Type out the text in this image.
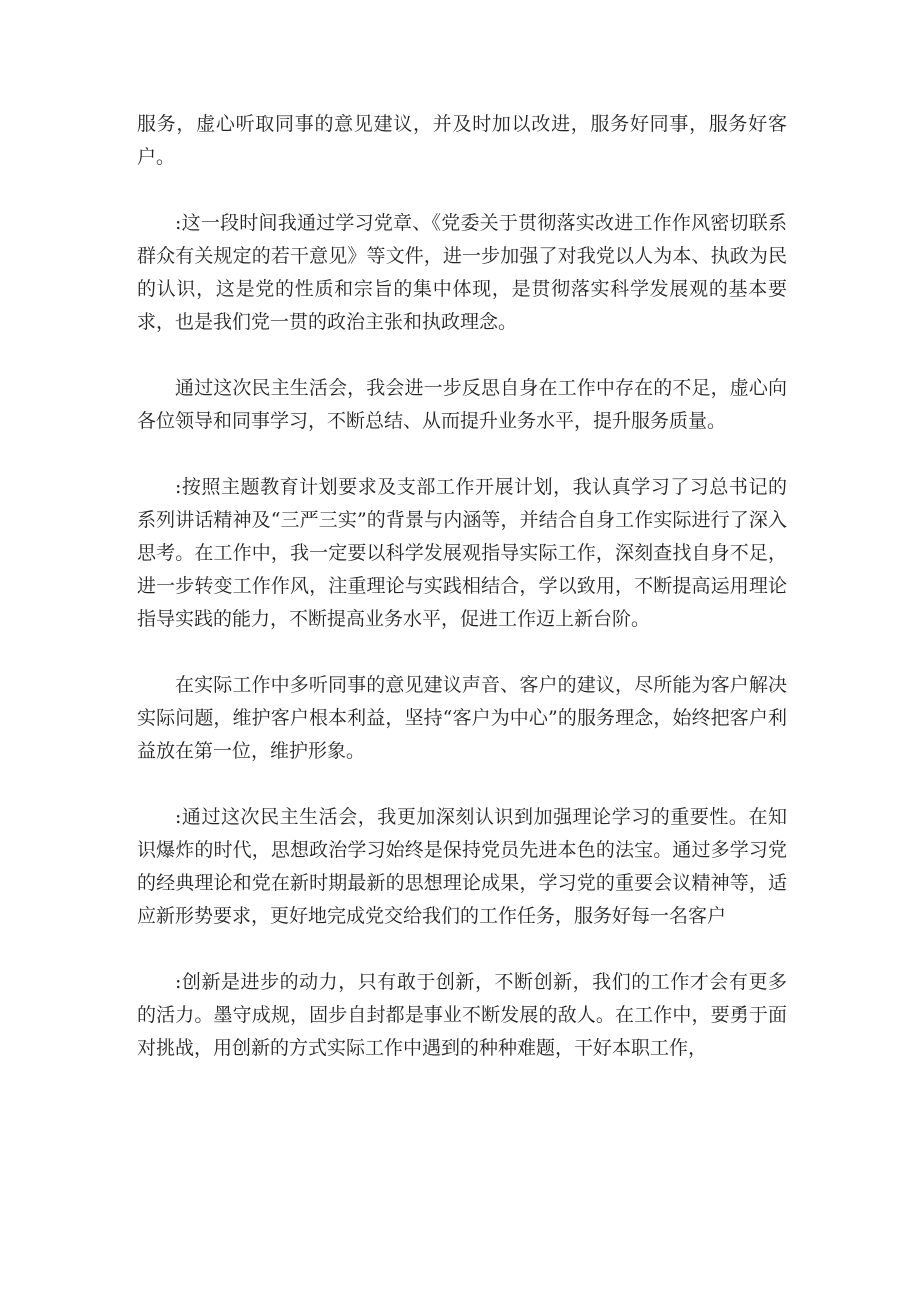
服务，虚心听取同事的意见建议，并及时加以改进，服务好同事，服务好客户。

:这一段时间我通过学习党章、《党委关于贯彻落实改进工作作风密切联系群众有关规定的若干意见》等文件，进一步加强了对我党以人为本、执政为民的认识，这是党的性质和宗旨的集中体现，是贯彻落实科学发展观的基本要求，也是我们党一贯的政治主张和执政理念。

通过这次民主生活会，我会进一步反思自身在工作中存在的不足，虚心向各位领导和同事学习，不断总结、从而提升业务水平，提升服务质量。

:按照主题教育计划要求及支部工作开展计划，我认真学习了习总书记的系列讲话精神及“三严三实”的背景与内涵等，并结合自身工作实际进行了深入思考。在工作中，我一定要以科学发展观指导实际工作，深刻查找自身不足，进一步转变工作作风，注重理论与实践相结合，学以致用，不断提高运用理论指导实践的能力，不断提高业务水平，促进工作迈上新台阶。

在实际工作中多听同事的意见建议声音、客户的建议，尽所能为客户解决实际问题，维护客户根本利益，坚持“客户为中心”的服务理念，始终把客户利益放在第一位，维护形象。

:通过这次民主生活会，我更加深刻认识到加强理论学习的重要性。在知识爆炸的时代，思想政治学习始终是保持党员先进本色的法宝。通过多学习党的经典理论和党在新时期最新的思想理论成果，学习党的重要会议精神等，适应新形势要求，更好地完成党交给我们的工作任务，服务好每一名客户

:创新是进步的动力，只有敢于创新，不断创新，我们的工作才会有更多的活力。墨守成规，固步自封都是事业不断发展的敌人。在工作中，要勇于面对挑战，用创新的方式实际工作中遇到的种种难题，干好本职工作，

* **YOUR TASK**:
Give every line above again exactly, with no pictures.

* **WORKED ANSWER**:
Type out the text in this image.
服务，虚心听取同事的意见建议，并及时加以改进，服务好同事，服务好客户。

:这一段时间我通过学习党章、《党委关于贯彻落实改进工作作风密切联系群众有关规定的若干意见》等文件，进一步加强了对我党以人为本、执政为民的认识，这是党的性质和宗旨的集中体现，是贯彻落实科学发展观的基本要求，也是我们党一贯的政治主张和执政理念。

通过这次民主生活会，我会进一步反思自身在工作中存在的不足，虚心向各位领导和同事学习，不断总结、从而提升业务水平，提升服务质量。

:按照主题教育计划要求及支部工作开展计划，我认真学习了习总书记的系列讲话精神及“三严三实”的背景与内涵等，并结合自身工作实际进行了深入思考。在工作中，我一定要以科学发展观指导实际工作，深刻查找自身不足，进一步转变工作作风，注重理论与实践相结合，学以致用，不断提高运用理论指导实践的能力，不断提高业务水平，促进工作迈上新台阶。

在实际工作中多听同事的意见建议声音、客户的建议，尽所能为客户解决实际问题，维护客户根本利益，坚持“客户为中心”的服务理念，始终把客户利益放在第一位，维护形象。

:通过这次民主生活会，我更加深刻认识到加强理论学习的重要性。在知识爆炸的时代，思想政治学习始终是保持党员先进本色的法宝。通过多学习党的经典理论和党在新时期最新的思想理论成果，学习党的重要会议精神等，适应新形势要求，更好地完成党交给我们的工作任务，服务好每一名客户

:创新是进步的动力，只有敢于创新，不断创新，我们的工作才会有更多的活力。墨守成规，固步自封都是事业不断发展的敌人。在工作中，要勇于面对挑战，用创新的方式实际工作中遇到的种种难题，干好本职工作，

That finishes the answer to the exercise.